### GIVEN REQUEST
Return the records exactly as they are.

Dataset records:
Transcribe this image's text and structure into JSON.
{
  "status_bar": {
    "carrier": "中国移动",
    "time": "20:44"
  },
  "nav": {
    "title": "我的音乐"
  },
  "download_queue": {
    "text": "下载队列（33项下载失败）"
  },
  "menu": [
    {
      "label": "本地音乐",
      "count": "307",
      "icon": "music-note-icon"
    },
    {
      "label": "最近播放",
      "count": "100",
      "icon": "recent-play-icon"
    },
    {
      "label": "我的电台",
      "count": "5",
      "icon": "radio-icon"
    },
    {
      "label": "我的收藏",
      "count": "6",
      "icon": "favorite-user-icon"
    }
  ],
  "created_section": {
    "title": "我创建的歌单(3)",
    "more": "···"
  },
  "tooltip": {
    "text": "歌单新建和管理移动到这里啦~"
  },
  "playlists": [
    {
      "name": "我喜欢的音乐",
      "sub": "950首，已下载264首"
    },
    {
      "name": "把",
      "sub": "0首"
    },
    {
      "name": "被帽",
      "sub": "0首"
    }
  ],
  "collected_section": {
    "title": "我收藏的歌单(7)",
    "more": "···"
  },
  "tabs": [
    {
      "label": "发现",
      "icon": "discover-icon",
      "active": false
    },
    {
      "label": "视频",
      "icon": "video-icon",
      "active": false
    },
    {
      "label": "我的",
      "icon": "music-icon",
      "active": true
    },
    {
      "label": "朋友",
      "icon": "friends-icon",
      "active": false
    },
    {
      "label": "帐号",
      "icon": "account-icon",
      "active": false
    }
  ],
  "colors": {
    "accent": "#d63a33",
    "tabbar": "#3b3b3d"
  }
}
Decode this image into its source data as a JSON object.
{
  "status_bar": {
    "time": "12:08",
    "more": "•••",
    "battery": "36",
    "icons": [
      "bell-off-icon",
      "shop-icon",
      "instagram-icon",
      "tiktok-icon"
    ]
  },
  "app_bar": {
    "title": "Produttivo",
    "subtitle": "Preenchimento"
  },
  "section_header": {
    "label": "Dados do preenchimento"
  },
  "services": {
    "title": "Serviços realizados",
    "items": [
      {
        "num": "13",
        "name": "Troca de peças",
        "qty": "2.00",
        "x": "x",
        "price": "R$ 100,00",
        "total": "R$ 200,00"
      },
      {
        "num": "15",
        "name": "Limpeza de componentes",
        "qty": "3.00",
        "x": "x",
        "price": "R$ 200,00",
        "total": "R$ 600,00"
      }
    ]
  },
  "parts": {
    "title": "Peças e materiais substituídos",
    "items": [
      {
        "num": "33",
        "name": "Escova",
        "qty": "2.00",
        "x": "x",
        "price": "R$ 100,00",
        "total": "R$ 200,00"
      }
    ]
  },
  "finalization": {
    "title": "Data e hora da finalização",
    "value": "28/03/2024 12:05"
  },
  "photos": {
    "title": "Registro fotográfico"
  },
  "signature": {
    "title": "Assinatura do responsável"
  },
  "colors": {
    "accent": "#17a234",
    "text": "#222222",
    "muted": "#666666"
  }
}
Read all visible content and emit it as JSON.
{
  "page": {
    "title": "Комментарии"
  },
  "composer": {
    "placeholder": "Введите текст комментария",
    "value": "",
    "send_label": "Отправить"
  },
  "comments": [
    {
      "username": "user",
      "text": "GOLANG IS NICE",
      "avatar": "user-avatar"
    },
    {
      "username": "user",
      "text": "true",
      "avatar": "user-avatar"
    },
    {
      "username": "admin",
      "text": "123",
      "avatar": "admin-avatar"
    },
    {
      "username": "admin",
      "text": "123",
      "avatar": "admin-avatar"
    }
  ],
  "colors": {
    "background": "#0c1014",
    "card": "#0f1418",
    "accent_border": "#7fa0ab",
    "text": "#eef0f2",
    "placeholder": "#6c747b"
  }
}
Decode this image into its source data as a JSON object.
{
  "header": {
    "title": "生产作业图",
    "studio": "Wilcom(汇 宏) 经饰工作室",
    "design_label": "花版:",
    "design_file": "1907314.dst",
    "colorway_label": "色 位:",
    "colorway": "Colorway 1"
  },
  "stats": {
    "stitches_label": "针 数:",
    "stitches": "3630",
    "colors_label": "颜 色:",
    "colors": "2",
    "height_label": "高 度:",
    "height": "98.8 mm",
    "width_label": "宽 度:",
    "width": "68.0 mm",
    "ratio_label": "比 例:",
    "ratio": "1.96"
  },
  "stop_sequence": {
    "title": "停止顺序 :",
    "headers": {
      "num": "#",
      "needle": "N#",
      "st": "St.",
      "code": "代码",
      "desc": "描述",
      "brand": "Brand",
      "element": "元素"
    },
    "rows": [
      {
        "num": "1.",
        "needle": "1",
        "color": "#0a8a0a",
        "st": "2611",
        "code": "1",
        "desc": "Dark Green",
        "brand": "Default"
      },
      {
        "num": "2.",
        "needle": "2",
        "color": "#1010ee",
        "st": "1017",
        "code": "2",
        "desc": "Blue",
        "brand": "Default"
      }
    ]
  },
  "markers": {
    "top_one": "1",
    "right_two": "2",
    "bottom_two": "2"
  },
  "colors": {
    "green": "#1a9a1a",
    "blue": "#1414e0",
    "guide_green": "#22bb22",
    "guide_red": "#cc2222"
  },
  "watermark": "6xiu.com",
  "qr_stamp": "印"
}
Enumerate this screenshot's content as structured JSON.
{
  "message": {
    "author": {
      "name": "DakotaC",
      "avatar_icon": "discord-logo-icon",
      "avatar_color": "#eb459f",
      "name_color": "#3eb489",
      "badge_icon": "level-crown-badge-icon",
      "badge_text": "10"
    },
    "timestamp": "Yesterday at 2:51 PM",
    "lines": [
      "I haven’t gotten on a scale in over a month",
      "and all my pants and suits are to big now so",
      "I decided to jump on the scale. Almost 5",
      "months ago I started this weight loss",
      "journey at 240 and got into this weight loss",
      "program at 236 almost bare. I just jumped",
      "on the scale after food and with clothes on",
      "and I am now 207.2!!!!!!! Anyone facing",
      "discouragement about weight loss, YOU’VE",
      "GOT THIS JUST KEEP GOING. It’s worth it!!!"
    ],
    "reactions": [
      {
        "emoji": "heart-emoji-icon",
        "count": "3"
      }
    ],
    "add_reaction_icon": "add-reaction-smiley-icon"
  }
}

### FULL OUTPUT
Transcribe this image's text and structure into JSON.
{
  "status_bar": {
    "carrier": "中国移动",
    "time": "20:44"
  },
  "nav": {
    "title": "我的音乐"
  },
  "download_queue": {
    "text": "下载队列（33项下载失败）"
  },
  "menu": [
    {
      "label": "本地音乐",
      "count": "307",
      "icon": "music-note-icon"
    },
    {
      "label": "最近播放",
      "count": "100",
      "icon": "recent-play-icon"
    },
    {
      "label": "我的电台",
      "count": "5",
      "icon": "radio-icon"
    },
    {
      "label": "我的收藏",
      "count": "6",
      "icon": "favorite-user-icon"
    }
  ],
  "created_section": {
    "title": "我创建的歌单(3)",
    "more": "···"
  },
  "tooltip": {
    "text": "歌单新建和管理移动到这里啦~"
  },
  "playlists": [
    {
      "name": "我喜欢的音乐",
      "sub": "950首，已下载264首"
    },
    {
      "name": "把",
      "sub": "0首"
    },
    {
      "name": "被帽",
      "sub": "0首"
    }
  ],
  "collected_section": {
    "title": "我收藏的歌单(7)",
    "more": "···"
  },
  "tabs": [
    {
      "label": "发现",
      "icon": "discover-icon",
      "active": false
    },
    {
      "label": "视频",
      "icon": "video-icon",
      "active": false
    },
    {
      "label": "我的",
      "icon": "music-icon",
      "active": true
    },
    {
      "label": "朋友",
      "icon": "friends-icon",
      "active": false
    },
    {
      "label": "帐号",
      "icon": "account-icon",
      "active": false
    }
  ],
  "colors": {
    "accent": "#d63a33",
    "tabbar": "#3b3b3d"
  }
}
Decode this image into its source data as a JSON object.
{
  "status_bar": {
    "time": "12:08",
    "more": "•••",
    "battery": "36",
    "icons": [
      "bell-off-icon",
      "shop-icon",
      "instagram-icon",
      "tiktok-icon"
    ]
  },
  "app_bar": {
    "title": "Produttivo",
    "subtitle": "Preenchimento"
  },
  "section_header": {
    "label": "Dados do preenchimento"
  },
  "services": {
    "title": "Serviços realizados",
    "items": [
      {
        "num": "13",
        "name": "Troca de peças",
        "qty": "2.00",
        "x": "x",
        "price": "R$ 100,00",
        "total": "R$ 200,00"
      },
      {
        "num": "15",
        "name": "Limpeza de componentes",
        "qty": "3.00",
        "x": "x",
        "price": "R$ 200,00",
        "total": "R$ 600,00"
      }
    ]
  },
  "parts": {
    "title": "Peças e materiais substituídos",
    "items": [
      {
        "num": "33",
        "name": "Escova",
        "qty": "2.00",
        "x": "x",
        "price": "R$ 100,00",
        "total": "R$ 200,00"
      }
    ]
  },
  "finalization": {
    "title": "Data e hora da finalização",
    "value": "28/03/2024 12:05"
  },
  "photos": {
    "title": "Registro fotográfico"
  },
  "signature": {
    "title": "Assinatura do responsável"
  },
  "colors": {
    "accent": "#17a234",
    "text": "#222222",
    "muted": "#666666"
  }
}
Read all visible content and emit it as JSON.
{
  "page": {
    "title": "Комментарии"
  },
  "composer": {
    "placeholder": "Введите текст комментария",
    "value": "",
    "send_label": "Отправить"
  },
  "comments": [
    {
      "username": "user",
      "text": "GOLANG IS NICE",
      "avatar": "user-avatar"
    },
    {
      "username": "user",
      "text": "true",
      "avatar": "user-avatar"
    },
    {
      "username": "admin",
      "text": "123",
      "avatar": "admin-avatar"
    },
    {
      "username": "admin",
      "text": "123",
      "avatar": "admin-avatar"
    }
  ],
  "colors": {
    "background": "#0c1014",
    "card": "#0f1418",
    "accent_border": "#7fa0ab",
    "text": "#eef0f2",
    "placeholder": "#6c747b"
  }
}
Decode this image into its source data as a JSON object.
{
  "header": {
    "title": "生产作业图",
    "studio": "Wilcom(汇 宏) 经饰工作室",
    "design_label": "花版:",
    "design_file": "1907314.dst",
    "colorway_label": "色 位:",
    "colorway": "Colorway 1"
  },
  "stats": {
    "stitches_label": "针 数:",
    "stitches": "3630",
    "colors_label": "颜 色:",
    "colors": "2",
    "height_label": "高 度:",
    "height": "98.8 mm",
    "width_label": "宽 度:",
    "width": "68.0 mm",
    "ratio_label": "比 例:",
    "ratio": "1.96"
  },
  "stop_sequence": {
    "title": "停止顺序 :",
    "headers": {
      "num": "#",
      "needle": "N#",
      "st": "St.",
      "code": "代码",
      "desc": "描述",
      "brand": "Brand",
      "element": "元素"
    },
    "rows": [
      {
        "num": "1.",
        "needle": "1",
        "color": "#0a8a0a",
        "st": "2611",
        "code": "1",
        "desc": "Dark Green",
        "brand": "Default"
      },
      {
        "num": "2.",
        "needle": "2",
        "color": "#1010ee",
        "st": "1017",
        "code": "2",
        "desc": "Blue",
        "brand": "Default"
      }
    ]
  },
  "markers": {
    "top_one": "1",
    "right_two": "2",
    "bottom_two": "2"
  },
  "colors": {
    "green": "#1a9a1a",
    "blue": "#1414e0",
    "guide_green": "#22bb22",
    "guide_red": "#cc2222"
  },
  "watermark": "6xiu.com",
  "qr_stamp": "印"
}
Enumerate this screenshot's content as structured JSON.
{
  "message": {
    "author": {
      "name": "DakotaC",
      "avatar_icon": "discord-logo-icon",
      "avatar_color": "#eb459f",
      "name_color": "#3eb489",
      "badge_icon": "level-crown-badge-icon",
      "badge_text": "10"
    },
    "timestamp": "Yesterday at 2:51 PM",
    "lines": [
      "I haven’t gotten on a scale in over a month",
      "and all my pants and suits are to big now so",
      "I decided to jump on the scale. Almost 5",
      "months ago I started this weight loss",
      "journey at 240 and got into this weight loss",
      "program at 236 almost bare. I just jumped",
      "on the scale after food and with clothes on",
      "and I am now 207.2!!!!!!! Anyone facing",
      "discouragement about weight loss, YOU’VE",
      "GOT THIS JUST KEEP GOING. It’s worth it!!!"
    ],
    "reactions": [
      {
        "emoji": "heart-emoji-icon",
        "count": "3"
      }
    ],
    "add_reaction_icon": "add-reaction-smiley-icon"
  }
}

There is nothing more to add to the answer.